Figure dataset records
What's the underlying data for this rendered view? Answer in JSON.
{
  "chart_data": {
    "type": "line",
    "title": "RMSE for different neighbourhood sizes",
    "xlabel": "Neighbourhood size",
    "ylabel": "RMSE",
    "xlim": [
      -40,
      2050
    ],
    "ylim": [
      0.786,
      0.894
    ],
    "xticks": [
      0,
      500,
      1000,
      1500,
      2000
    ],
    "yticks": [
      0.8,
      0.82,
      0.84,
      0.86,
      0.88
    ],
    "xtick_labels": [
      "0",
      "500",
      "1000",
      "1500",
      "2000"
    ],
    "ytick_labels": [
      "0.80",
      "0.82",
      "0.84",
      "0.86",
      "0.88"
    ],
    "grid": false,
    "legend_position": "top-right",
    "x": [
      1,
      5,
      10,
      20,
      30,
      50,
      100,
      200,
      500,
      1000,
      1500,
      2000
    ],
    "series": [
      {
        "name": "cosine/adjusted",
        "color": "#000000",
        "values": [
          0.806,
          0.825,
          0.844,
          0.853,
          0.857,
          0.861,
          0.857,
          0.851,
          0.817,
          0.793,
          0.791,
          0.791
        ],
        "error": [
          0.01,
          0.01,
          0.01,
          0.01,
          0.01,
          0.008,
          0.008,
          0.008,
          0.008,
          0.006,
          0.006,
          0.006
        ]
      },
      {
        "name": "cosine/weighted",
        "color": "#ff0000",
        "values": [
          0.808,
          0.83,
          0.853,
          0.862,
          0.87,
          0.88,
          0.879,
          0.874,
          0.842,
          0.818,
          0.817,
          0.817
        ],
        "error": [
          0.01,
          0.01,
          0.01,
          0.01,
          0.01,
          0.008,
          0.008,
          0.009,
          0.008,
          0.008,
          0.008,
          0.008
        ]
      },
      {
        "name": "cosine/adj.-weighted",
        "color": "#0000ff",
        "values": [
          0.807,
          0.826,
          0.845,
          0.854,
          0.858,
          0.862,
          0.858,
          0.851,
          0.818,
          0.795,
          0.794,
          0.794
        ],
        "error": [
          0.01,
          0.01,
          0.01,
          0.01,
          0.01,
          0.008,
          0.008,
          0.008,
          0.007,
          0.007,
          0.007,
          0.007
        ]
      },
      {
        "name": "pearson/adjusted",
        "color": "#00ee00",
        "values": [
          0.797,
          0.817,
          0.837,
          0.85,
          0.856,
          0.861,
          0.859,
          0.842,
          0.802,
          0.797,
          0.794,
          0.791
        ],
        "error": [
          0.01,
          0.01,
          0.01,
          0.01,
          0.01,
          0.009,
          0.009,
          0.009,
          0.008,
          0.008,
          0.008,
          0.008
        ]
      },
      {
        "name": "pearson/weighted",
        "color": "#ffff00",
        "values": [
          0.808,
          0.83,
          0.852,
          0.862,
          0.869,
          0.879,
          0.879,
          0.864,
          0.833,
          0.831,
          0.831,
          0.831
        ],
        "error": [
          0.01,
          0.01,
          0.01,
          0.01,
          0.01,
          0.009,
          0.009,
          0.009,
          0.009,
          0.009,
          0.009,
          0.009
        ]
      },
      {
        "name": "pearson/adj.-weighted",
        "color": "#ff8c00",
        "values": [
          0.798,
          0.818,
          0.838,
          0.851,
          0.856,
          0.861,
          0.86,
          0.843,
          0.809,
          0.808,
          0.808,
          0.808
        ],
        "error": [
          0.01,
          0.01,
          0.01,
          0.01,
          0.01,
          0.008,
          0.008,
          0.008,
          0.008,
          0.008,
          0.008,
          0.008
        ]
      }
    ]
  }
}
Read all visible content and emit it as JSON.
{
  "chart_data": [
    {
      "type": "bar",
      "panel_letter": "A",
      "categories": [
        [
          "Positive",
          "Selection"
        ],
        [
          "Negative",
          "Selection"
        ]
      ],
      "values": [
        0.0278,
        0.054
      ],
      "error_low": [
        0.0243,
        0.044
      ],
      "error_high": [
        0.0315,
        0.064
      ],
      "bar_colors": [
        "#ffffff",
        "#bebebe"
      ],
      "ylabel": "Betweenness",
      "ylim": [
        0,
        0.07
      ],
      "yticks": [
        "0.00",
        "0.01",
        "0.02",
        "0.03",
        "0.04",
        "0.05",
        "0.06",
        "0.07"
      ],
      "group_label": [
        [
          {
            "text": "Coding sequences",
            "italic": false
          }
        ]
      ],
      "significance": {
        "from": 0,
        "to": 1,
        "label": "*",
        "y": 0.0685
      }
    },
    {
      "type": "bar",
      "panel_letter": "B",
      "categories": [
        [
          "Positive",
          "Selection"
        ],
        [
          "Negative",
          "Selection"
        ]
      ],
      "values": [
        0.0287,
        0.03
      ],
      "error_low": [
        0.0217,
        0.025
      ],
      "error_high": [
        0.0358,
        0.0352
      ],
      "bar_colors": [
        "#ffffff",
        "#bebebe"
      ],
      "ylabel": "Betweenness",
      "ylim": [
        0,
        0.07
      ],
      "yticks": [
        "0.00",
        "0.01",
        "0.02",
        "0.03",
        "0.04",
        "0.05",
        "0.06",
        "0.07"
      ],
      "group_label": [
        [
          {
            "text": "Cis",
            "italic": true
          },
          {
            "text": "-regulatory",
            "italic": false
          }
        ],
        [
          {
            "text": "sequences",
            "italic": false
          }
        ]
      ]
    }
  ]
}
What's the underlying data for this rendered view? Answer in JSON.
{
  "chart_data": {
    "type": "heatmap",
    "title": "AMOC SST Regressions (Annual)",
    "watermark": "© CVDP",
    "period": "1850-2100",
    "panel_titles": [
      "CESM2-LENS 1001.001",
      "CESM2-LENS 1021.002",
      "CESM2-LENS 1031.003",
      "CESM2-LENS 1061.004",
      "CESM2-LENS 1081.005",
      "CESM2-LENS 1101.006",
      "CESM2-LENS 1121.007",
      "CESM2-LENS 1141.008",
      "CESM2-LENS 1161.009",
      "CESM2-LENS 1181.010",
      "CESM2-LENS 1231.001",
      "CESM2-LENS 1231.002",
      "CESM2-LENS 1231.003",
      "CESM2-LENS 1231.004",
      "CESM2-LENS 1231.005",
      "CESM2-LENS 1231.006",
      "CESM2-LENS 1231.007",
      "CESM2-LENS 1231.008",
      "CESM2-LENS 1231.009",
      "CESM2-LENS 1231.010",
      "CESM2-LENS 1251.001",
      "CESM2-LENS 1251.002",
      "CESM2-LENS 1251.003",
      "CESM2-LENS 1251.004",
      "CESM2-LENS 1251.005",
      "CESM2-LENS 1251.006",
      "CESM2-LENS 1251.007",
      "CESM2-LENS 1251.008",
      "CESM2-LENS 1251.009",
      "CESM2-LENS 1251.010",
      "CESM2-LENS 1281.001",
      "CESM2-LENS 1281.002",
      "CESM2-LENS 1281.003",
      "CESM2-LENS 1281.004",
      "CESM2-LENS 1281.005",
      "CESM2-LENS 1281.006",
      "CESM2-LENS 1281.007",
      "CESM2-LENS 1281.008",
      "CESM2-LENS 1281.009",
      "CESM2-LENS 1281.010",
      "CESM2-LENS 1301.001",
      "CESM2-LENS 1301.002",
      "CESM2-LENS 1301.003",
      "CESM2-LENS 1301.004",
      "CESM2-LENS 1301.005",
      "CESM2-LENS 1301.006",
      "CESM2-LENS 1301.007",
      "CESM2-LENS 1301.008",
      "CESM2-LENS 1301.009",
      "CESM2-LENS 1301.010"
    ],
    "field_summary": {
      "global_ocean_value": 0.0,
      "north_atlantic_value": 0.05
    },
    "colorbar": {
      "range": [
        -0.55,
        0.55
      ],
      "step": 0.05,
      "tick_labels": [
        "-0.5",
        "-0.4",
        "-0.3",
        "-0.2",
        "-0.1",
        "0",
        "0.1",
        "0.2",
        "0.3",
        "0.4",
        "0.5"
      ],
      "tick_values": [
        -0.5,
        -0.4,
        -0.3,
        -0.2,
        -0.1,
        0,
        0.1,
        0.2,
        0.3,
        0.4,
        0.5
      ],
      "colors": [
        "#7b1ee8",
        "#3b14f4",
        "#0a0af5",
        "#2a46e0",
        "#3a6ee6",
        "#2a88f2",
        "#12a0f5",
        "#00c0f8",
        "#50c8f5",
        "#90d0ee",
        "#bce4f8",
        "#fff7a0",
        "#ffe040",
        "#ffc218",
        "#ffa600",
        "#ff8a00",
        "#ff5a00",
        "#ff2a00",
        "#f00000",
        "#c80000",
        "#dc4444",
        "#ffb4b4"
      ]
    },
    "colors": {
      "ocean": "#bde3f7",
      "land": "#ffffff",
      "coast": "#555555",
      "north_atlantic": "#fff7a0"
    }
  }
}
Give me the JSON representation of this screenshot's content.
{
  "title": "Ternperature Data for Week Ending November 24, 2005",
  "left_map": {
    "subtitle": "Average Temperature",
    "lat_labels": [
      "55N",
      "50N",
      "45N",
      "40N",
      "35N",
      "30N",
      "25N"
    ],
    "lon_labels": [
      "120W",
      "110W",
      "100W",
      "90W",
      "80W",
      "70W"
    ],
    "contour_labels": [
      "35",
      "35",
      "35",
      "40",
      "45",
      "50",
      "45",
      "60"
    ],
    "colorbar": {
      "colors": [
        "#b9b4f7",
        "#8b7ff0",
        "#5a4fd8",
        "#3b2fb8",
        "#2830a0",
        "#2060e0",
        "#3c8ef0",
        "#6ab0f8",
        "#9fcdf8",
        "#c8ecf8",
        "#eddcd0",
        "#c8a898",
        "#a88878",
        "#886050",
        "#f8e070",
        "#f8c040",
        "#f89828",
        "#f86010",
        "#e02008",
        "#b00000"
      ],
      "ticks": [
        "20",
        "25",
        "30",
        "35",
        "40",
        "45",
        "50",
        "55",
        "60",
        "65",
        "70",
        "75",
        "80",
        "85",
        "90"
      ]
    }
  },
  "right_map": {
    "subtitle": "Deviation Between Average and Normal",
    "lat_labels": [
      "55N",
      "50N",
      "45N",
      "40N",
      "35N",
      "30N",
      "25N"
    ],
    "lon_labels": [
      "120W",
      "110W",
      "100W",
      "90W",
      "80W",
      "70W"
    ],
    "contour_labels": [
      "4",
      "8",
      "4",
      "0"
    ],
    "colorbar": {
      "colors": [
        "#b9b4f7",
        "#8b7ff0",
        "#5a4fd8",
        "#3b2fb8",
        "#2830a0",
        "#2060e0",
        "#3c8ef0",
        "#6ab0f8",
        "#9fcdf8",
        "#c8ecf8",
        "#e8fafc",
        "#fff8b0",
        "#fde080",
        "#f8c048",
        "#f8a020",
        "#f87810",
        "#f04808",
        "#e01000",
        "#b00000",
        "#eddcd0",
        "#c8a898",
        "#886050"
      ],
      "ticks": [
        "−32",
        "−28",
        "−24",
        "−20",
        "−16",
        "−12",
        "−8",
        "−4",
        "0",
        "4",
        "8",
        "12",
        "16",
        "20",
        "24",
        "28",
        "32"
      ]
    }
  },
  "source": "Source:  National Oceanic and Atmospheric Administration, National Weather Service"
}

## The request
From the listing, copy every line where the string "RMSE" appears.

## Completed exercise
    "title": "RMSE for different neighbourhood sizes",
    "ylabel": "RMSE",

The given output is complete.